**** Records to process ****

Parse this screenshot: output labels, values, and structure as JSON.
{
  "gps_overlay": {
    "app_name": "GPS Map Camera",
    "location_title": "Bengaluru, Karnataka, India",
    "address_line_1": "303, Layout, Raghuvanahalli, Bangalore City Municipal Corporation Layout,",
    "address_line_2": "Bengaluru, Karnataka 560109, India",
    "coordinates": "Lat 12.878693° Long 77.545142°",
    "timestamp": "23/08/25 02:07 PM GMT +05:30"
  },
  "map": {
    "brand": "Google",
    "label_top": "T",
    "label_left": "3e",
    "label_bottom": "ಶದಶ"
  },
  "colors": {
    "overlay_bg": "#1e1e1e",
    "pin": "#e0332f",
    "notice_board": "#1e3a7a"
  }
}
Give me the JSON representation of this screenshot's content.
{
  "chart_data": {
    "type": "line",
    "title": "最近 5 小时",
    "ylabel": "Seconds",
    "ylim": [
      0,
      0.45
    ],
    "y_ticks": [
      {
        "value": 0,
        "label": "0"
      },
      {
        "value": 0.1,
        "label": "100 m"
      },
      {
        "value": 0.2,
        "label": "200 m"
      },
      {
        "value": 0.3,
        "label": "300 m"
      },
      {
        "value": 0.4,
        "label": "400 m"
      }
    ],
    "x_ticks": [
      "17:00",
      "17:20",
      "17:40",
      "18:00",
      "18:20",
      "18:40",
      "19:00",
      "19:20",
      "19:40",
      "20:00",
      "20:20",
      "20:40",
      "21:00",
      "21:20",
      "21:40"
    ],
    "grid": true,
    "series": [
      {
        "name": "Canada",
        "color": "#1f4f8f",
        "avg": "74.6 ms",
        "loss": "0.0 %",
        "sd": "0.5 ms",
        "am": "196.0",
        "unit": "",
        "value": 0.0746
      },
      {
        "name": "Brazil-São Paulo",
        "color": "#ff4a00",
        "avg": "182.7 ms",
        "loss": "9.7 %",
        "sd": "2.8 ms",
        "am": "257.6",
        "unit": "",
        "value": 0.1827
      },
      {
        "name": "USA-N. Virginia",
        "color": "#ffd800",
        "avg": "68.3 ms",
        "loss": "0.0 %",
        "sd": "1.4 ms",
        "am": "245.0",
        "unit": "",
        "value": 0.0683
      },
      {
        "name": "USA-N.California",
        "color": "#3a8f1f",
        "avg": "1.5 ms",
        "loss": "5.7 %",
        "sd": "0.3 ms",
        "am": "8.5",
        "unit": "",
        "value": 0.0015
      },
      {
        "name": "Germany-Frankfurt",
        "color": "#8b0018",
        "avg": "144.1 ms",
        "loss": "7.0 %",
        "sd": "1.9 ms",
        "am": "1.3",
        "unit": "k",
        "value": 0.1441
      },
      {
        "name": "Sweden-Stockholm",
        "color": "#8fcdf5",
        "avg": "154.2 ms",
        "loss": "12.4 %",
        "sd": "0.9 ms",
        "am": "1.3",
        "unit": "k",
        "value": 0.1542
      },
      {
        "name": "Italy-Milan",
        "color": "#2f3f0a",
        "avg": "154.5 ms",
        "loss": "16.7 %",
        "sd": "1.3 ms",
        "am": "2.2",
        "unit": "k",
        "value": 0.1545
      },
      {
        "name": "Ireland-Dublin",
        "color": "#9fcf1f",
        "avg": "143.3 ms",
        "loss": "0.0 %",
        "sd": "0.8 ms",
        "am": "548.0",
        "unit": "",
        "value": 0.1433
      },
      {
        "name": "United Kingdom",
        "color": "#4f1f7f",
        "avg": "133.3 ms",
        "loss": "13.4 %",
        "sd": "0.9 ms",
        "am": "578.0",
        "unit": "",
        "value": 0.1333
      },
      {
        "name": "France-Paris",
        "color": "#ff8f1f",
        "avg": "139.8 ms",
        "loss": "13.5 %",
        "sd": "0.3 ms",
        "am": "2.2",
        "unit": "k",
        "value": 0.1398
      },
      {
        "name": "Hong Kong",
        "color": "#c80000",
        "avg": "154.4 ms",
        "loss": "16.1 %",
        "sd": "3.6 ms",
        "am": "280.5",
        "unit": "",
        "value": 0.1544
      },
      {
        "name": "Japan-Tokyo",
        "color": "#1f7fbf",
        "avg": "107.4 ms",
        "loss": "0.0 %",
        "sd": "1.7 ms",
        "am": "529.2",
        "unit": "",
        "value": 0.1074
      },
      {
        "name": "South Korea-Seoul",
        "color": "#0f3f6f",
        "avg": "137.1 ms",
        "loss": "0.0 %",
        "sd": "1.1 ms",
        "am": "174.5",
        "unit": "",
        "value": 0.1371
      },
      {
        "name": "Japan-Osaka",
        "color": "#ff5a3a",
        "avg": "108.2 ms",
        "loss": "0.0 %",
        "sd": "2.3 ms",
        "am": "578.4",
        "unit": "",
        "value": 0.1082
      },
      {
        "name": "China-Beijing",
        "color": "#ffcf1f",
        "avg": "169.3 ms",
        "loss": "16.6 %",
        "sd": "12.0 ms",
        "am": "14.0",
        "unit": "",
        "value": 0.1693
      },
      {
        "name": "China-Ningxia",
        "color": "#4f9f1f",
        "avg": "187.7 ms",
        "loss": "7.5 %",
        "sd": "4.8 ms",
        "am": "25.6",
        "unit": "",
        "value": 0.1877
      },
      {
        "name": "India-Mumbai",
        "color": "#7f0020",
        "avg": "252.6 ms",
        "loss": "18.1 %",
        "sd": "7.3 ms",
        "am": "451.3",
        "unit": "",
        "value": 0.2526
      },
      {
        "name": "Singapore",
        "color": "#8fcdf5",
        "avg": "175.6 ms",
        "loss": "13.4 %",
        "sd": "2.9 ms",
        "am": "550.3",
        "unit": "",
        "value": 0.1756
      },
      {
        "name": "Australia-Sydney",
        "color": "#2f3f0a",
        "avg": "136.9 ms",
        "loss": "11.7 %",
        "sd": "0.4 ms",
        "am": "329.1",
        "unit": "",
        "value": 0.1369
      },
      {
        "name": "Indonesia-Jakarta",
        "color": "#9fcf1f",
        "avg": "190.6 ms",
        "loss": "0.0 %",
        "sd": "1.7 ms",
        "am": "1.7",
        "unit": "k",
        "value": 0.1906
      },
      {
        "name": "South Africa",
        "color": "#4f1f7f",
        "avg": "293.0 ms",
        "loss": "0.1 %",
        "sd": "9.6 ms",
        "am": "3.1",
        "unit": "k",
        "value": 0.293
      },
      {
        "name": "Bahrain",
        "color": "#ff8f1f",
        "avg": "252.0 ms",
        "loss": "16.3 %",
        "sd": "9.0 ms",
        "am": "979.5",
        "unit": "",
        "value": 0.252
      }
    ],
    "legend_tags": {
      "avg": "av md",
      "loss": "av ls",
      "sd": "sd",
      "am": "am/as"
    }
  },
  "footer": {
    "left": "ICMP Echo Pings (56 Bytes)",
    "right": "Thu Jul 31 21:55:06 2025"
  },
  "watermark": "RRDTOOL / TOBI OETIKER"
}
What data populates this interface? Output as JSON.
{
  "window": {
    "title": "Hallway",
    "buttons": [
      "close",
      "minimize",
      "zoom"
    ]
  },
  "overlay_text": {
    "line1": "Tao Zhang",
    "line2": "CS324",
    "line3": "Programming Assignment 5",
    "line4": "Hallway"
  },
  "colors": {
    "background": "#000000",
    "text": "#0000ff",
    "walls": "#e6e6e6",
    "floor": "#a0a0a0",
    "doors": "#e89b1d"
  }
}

****

Goal: Nothing should be left out: return all of the records exactly.

In response:
Parse this screenshot: output labels, values, and structure as JSON.
{
  "gps_overlay": {
    "app_name": "GPS Map Camera",
    "location_title": "Bengaluru, Karnataka, India",
    "address_line_1": "303, Layout, Raghuvanahalli, Bangalore City Municipal Corporation Layout,",
    "address_line_2": "Bengaluru, Karnataka 560109, India",
    "coordinates": "Lat 12.878693° Long 77.545142°",
    "timestamp": "23/08/25 02:07 PM GMT +05:30"
  },
  "map": {
    "brand": "Google",
    "label_top": "T",
    "label_left": "3e",
    "label_bottom": "ಶದಶ"
  },
  "colors": {
    "overlay_bg": "#1e1e1e",
    "pin": "#e0332f",
    "notice_board": "#1e3a7a"
  }
}
Give me the JSON representation of this screenshot's content.
{
  "chart_data": {
    "type": "line",
    "title": "最近 5 小时",
    "ylabel": "Seconds",
    "ylim": [
      0,
      0.45
    ],
    "y_ticks": [
      {
        "value": 0,
        "label": "0"
      },
      {
        "value": 0.1,
        "label": "100 m"
      },
      {
        "value": 0.2,
        "label": "200 m"
      },
      {
        "value": 0.3,
        "label": "300 m"
      },
      {
        "value": 0.4,
        "label": "400 m"
      }
    ],
    "x_ticks": [
      "17:00",
      "17:20",
      "17:40",
      "18:00",
      "18:20",
      "18:40",
      "19:00",
      "19:20",
      "19:40",
      "20:00",
      "20:20",
      "20:40",
      "21:00",
      "21:20",
      "21:40"
    ],
    "grid": true,
    "series": [
      {
        "name": "Canada",
        "color": "#1f4f8f",
        "avg": "74.6 ms",
        "loss": "0.0 %",
        "sd": "0.5 ms",
        "am": "196.0",
        "unit": "",
        "value": 0.0746
      },
      {
        "name": "Brazil-São Paulo",
        "color": "#ff4a00",
        "avg": "182.7 ms",
        "loss": "9.7 %",
        "sd": "2.8 ms",
        "am": "257.6",
        "unit": "",
        "value": 0.1827
      },
      {
        "name": "USA-N. Virginia",
        "color": "#ffd800",
        "avg": "68.3 ms",
        "loss": "0.0 %",
        "sd": "1.4 ms",
        "am": "245.0",
        "unit": "",
        "value": 0.0683
      },
      {
        "name": "USA-N.California",
        "color": "#3a8f1f",
        "avg": "1.5 ms",
        "loss": "5.7 %",
        "sd": "0.3 ms",
        "am": "8.5",
        "unit": "",
        "value": 0.0015
      },
      {
        "name": "Germany-Frankfurt",
        "color": "#8b0018",
        "avg": "144.1 ms",
        "loss": "7.0 %",
        "sd": "1.9 ms",
        "am": "1.3",
        "unit": "k",
        "value": 0.1441
      },
      {
        "name": "Sweden-Stockholm",
        "color": "#8fcdf5",
        "avg": "154.2 ms",
        "loss": "12.4 %",
        "sd": "0.9 ms",
        "am": "1.3",
        "unit": "k",
        "value": 0.1542
      },
      {
        "name": "Italy-Milan",
        "color": "#2f3f0a",
        "avg": "154.5 ms",
        "loss": "16.7 %",
        "sd": "1.3 ms",
        "am": "2.2",
        "unit": "k",
        "value": 0.1545
      },
      {
        "name": "Ireland-Dublin",
        "color": "#9fcf1f",
        "avg": "143.3 ms",
        "loss": "0.0 %",
        "sd": "0.8 ms",
        "am": "548.0",
        "unit": "",
        "value": 0.1433
      },
      {
        "name": "United Kingdom",
        "color": "#4f1f7f",
        "avg": "133.3 ms",
        "loss": "13.4 %",
        "sd": "0.9 ms",
        "am": "578.0",
        "unit": "",
        "value": 0.1333
      },
      {
        "name": "France-Paris",
        "color": "#ff8f1f",
        "avg": "139.8 ms",
        "loss": "13.5 %",
        "sd": "0.3 ms",
        "am": "2.2",
        "unit": "k",
        "value": 0.1398
      },
      {
        "name": "Hong Kong",
        "color": "#c80000",
        "avg": "154.4 ms",
        "loss": "16.1 %",
        "sd": "3.6 ms",
        "am": "280.5",
        "unit": "",
        "value": 0.1544
      },
      {
        "name": "Japan-Tokyo",
        "color": "#1f7fbf",
        "avg": "107.4 ms",
        "loss": "0.0 %",
        "sd": "1.7 ms",
        "am": "529.2",
        "unit": "",
        "value": 0.1074
      },
      {
        "name": "South Korea-Seoul",
        "color": "#0f3f6f",
        "avg": "137.1 ms",
        "loss": "0.0 %",
        "sd": "1.1 ms",
        "am": "174.5",
        "unit": "",
        "value": 0.1371
      },
      {
        "name": "Japan-Osaka",
        "color": "#ff5a3a",
        "avg": "108.2 ms",
        "loss": "0.0 %",
        "sd": "2.3 ms",
        "am": "578.4",
        "unit": "",
        "value": 0.1082
      },
      {
        "name": "China-Beijing",
        "color": "#ffcf1f",
        "avg": "169.3 ms",
        "loss": "16.6 %",
        "sd": "12.0 ms",
        "am": "14.0",
        "unit": "",
        "value": 0.1693
      },
      {
        "name": "China-Ningxia",
        "color": "#4f9f1f",
        "avg": "187.7 ms",
        "loss": "7.5 %",
        "sd": "4.8 ms",
        "am": "25.6",
        "unit": "",
        "value": 0.1877
      },
      {
        "name": "India-Mumbai",
        "color": "#7f0020",
        "avg": "252.6 ms",
        "loss": "18.1 %",
        "sd": "7.3 ms",
        "am": "451.3",
        "unit": "",
        "value": 0.2526
      },
      {
        "name": "Singapore",
        "color": "#8fcdf5",
        "avg": "175.6 ms",
        "loss": "13.4 %",
        "sd": "2.9 ms",
        "am": "550.3",
        "unit": "",
        "value": 0.1756
      },
      {
        "name": "Australia-Sydney",
        "color": "#2f3f0a",
        "avg": "136.9 ms",
        "loss": "11.7 %",
        "sd": "0.4 ms",
        "am": "329.1",
        "unit": "",
        "value": 0.1369
      },
      {
        "name": "Indonesia-Jakarta",
        "color": "#9fcf1f",
        "avg": "190.6 ms",
        "loss": "0.0 %",
        "sd": "1.7 ms",
        "am": "1.7",
        "unit": "k",
        "value": 0.1906
      },
      {
        "name": "South Africa",
        "color": "#4f1f7f",
        "avg": "293.0 ms",
        "loss": "0.1 %",
        "sd": "9.6 ms",
        "am": "3.1",
        "unit": "k",
        "value": 0.293
      },
      {
        "name": "Bahrain",
        "color": "#ff8f1f",
        "avg": "252.0 ms",
        "loss": "16.3 %",
        "sd": "9.0 ms",
        "am": "979.5",
        "unit": "",
        "value": 0.252
      }
    ],
    "legend_tags": {
      "avg": "av md",
      "loss": "av ls",
      "sd": "sd",
      "am": "am/as"
    }
  },
  "footer": {
    "left": "ICMP Echo Pings (56 Bytes)",
    "right": "Thu Jul 31 21:55:06 2025"
  },
  "watermark": "RRDTOOL / TOBI OETIKER"
}
What data populates this interface? Output as JSON.
{
  "window": {
    "title": "Hallway",
    "buttons": [
      "close",
      "minimize",
      "zoom"
    ]
  },
  "overlay_text": {
    "line1": "Tao Zhang",
    "line2": "CS324",
    "line3": "Programming Assignment 5",
    "line4": "Hallway"
  },
  "colors": {
    "background": "#000000",
    "text": "#0000ff",
    "walls": "#e6e6e6",
    "floor": "#a0a0a0",
    "doors": "#e89b1d"
  }
}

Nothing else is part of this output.